> _Exercise prompt_:
The listing beneath should be written out in full, exactly as shown.

Records from a collection of figures

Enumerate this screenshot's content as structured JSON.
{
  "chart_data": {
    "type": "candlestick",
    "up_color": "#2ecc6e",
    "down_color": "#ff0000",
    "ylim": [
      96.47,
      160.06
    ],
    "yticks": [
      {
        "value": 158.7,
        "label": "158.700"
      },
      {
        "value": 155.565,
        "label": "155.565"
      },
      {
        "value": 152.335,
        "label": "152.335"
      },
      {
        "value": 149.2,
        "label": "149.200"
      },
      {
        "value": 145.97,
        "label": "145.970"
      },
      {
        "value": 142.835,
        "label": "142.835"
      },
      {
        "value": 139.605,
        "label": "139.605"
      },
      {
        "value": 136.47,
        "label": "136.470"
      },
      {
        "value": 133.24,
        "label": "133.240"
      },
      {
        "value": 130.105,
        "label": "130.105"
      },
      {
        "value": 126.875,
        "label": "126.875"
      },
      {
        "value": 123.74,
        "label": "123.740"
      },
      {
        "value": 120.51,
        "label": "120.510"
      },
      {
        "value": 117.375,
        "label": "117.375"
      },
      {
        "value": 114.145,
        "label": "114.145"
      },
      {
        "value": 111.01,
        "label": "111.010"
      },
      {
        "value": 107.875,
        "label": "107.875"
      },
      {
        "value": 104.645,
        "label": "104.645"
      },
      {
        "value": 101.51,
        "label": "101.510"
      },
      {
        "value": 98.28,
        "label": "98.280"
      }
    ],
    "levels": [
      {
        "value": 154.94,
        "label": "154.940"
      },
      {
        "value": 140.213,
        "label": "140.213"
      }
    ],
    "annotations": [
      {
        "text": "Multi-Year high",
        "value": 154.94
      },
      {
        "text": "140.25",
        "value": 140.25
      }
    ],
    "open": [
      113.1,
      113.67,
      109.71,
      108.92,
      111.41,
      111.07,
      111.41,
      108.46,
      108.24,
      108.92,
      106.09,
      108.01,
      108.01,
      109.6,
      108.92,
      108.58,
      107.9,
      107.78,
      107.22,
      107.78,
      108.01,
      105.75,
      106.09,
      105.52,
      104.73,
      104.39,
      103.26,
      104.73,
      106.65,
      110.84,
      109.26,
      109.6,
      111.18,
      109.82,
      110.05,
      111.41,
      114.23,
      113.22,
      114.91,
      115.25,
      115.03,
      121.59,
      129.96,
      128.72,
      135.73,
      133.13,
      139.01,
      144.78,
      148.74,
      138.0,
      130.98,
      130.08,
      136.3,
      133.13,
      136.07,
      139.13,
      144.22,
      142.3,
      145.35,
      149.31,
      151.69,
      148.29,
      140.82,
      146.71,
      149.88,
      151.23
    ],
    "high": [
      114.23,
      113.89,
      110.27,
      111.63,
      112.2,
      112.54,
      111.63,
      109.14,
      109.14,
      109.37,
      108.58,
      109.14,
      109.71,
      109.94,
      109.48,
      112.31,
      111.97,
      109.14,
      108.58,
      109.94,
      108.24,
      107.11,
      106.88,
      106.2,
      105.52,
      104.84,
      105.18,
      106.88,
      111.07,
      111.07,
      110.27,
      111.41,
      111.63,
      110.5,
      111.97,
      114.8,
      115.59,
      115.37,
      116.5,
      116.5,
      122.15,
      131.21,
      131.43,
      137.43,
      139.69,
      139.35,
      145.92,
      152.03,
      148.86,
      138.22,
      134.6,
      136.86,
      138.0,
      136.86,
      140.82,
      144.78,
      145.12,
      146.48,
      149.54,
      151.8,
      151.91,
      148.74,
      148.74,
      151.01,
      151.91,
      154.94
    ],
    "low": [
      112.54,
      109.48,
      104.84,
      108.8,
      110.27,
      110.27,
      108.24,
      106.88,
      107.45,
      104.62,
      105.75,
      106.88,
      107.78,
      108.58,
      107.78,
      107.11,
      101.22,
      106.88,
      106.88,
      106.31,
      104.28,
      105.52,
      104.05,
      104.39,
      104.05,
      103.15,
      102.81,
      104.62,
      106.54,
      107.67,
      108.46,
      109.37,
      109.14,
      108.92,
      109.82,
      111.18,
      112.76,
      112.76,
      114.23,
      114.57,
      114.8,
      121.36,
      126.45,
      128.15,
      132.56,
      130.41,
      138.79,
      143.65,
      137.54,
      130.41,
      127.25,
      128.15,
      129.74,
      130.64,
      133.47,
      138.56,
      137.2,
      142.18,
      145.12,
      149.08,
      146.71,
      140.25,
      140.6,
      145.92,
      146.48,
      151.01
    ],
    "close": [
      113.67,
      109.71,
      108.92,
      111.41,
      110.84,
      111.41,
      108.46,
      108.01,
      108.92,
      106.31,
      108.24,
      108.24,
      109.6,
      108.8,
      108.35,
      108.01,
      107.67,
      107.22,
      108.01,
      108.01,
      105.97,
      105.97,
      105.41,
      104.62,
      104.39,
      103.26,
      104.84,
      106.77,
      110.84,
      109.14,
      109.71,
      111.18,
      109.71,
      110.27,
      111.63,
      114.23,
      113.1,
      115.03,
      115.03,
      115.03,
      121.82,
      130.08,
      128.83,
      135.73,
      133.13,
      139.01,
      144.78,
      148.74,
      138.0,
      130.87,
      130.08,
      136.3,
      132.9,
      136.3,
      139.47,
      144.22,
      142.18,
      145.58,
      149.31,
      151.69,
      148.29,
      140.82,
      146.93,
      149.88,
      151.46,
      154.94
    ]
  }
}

> _The completed task_:
Enumerate this screenshot's content as structured JSON.
{
  "chart_data": {
    "type": "candlestick",
    "up_color": "#2ecc6e",
    "down_color": "#ff0000",
    "ylim": [
      96.47,
      160.06
    ],
    "yticks": [
      {
        "value": 158.7,
        "label": "158.700"
      },
      {
        "value": 155.565,
        "label": "155.565"
      },
      {
        "value": 152.335,
        "label": "152.335"
      },
      {
        "value": 149.2,
        "label": "149.200"
      },
      {
        "value": 145.97,
        "label": "145.970"
      },
      {
        "value": 142.835,
        "label": "142.835"
      },
      {
        "value": 139.605,
        "label": "139.605"
      },
      {
        "value": 136.47,
        "label": "136.470"
      },
      {
        "value": 133.24,
        "label": "133.240"
      },
      {
        "value": 130.105,
        "label": "130.105"
      },
      {
        "value": 126.875,
        "label": "126.875"
      },
      {
        "value": 123.74,
        "label": "123.740"
      },
      {
        "value": 120.51,
        "label": "120.510"
      },
      {
        "value": 117.375,
        "label": "117.375"
      },
      {
        "value": 114.145,
        "label": "114.145"
      },
      {
        "value": 111.01,
        "label": "111.010"
      },
      {
        "value": 107.875,
        "label": "107.875"
      },
      {
        "value": 104.645,
        "label": "104.645"
      },
      {
        "value": 101.51,
        "label": "101.510"
      },
      {
        "value": 98.28,
        "label": "98.280"
      }
    ],
    "levels": [
      {
        "value": 154.94,
        "label": "154.940"
      },
      {
        "value": 140.213,
        "label": "140.213"
      }
    ],
    "annotations": [
      {
        "text": "Multi-Year high",
        "value": 154.94
      },
      {
        "text": "140.25",
        "value": 140.25
      }
    ],
    "open": [
      113.1,
      113.67,
      109.71,
      108.92,
      111.41,
      111.07,
      111.41,
      108.46,
      108.24,
      108.92,
      106.09,
      108.01,
      108.01,
      109.6,
      108.92,
      108.58,
      107.9,
      107.78,
      107.22,
      107.78,
      108.01,
      105.75,
      106.09,
      105.52,
      104.73,
      104.39,
      103.26,
      104.73,
      106.65,
      110.84,
      109.26,
      109.6,
      111.18,
      109.82,
      110.05,
      111.41,
      114.23,
      113.22,
      114.91,
      115.25,
      115.03,
      121.59,
      129.96,
      128.72,
      135.73,
      133.13,
      139.01,
      144.78,
      148.74,
      138.0,
      130.98,
      130.08,
      136.3,
      133.13,
      136.07,
      139.13,
      144.22,
      142.3,
      145.35,
      149.31,
      151.69,
      148.29,
      140.82,
      146.71,
      149.88,
      151.23
    ],
    "high": [
      114.23,
      113.89,
      110.27,
      111.63,
      112.2,
      112.54,
      111.63,
      109.14,
      109.14,
      109.37,
      108.58,
      109.14,
      109.71,
      109.94,
      109.48,
      112.31,
      111.97,
      109.14,
      108.58,
      109.94,
      108.24,
      107.11,
      106.88,
      106.2,
      105.52,
      104.84,
      105.18,
      106.88,
      111.07,
      111.07,
      110.27,
      111.41,
      111.63,
      110.5,
      111.97,
      114.8,
      115.59,
      115.37,
      116.5,
      116.5,
      122.15,
      131.21,
      131.43,
      137.43,
      139.69,
      139.35,
      145.92,
      152.03,
      148.86,
      138.22,
      134.6,
      136.86,
      138.0,
      136.86,
      140.82,
      144.78,
      145.12,
      146.48,
      149.54,
      151.8,
      151.91,
      148.74,
      148.74,
      151.01,
      151.91,
      154.94
    ],
    "low": [
      112.54,
      109.48,
      104.84,
      108.8,
      110.27,
      110.27,
      108.24,
      106.88,
      107.45,
      104.62,
      105.75,
      106.88,
      107.78,
      108.58,
      107.78,
      107.11,
      101.22,
      106.88,
      106.88,
      106.31,
      104.28,
      105.52,
      104.05,
      104.39,
      104.05,
      103.15,
      102.81,
      104.62,
      106.54,
      107.67,
      108.46,
      109.37,
      109.14,
      108.92,
      109.82,
      111.18,
      112.76,
      112.76,
      114.23,
      114.57,
      114.8,
      121.36,
      126.45,
      128.15,
      132.56,
      130.41,
      138.79,
      143.65,
      137.54,
      130.41,
      127.25,
      128.15,
      129.74,
      130.64,
      133.47,
      138.56,
      137.2,
      142.18,
      145.12,
      149.08,
      146.71,
      140.25,
      140.6,
      145.92,
      146.48,
      151.01
    ],
    "close": [
      113.67,
      109.71,
      108.92,
      111.41,
      110.84,
      111.41,
      108.46,
      108.01,
      108.92,
      106.31,
      108.24,
      108.24,
      109.6,
      108.8,
      108.35,
      108.01,
      107.67,
      107.22,
      108.01,
      108.01,
      105.97,
      105.97,
      105.41,
      104.62,
      104.39,
      103.26,
      104.84,
      106.77,
      110.84,
      109.14,
      109.71,
      111.18,
      109.71,
      110.27,
      111.63,
      114.23,
      113.1,
      115.03,
      115.03,
      115.03,
      121.82,
      130.08,
      128.83,
      135.73,
      133.13,
      139.01,
      144.78,
      148.74,
      138.0,
      130.87,
      130.08,
      136.3,
      132.9,
      136.3,
      139.47,
      144.22,
      142.18,
      145.58,
      149.31,
      151.69,
      148.29,
      140.82,
      146.93,
      149.88,
      151.46,
      154.94
    ]
  }
}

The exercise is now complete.